Only the number is wanted: count the lines in the data with "votes" in them.

--- START MATERIAL PROVIDED ---

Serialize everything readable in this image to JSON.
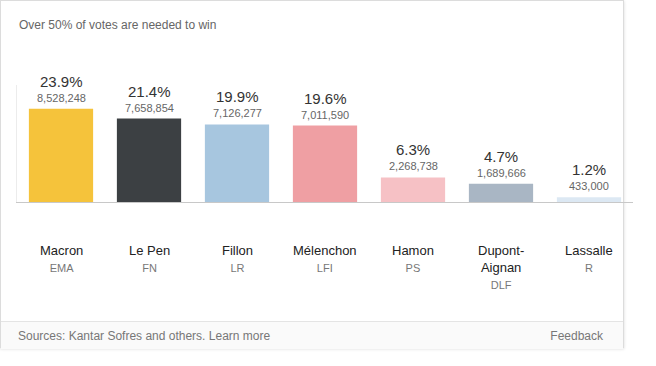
{
  "chart_data": {
    "type": "bar",
    "title": "Over 50% of votes are needed to win",
    "categories": [
      "Macron",
      "Le Pen",
      "Fillon",
      "Mélenchon",
      "Hamon",
      "Dupont-Aignan",
      "Lassalle"
    ],
    "parties": [
      "EMA",
      "FN",
      "LR",
      "LFI",
      "PS",
      "DLF",
      "R"
    ],
    "values": [
      23.9,
      21.4,
      19.9,
      19.6,
      6.3,
      4.7,
      1.2
    ],
    "value_labels": [
      "23.9%",
      "21.4%",
      "19.9%",
      "19.6%",
      "6.3%",
      "4.7%",
      "1.2%"
    ],
    "votes": [
      8528248,
      7658854,
      7126277,
      7011590,
      2268738,
      1689666,
      433000
    ],
    "vote_labels": [
      "8,528,248",
      "7,658,854",
      "7,126,277",
      "7,011,590",
      "2,268,738",
      "1,689,666",
      "433,000"
    ],
    "colors": [
      "#f5c33b",
      "#3c4043",
      "#a7c6df",
      "#ef9fa3",
      "#f6c1c5",
      "#a9b6c4",
      "#dce8f3"
    ],
    "ylim": [
      0,
      30
    ],
    "yticks": [
      0
    ],
    "grid": false,
    "data_labels": true,
    "tick_labels": false,
    "source": "Sources: Kantar Sofres and others.",
    "source_link": "Learn more",
    "feedback": "Feedback"
  }
}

--- END MATERIAL PROVIDED ---

### OUTPUT FOR THIS EXERCISE
2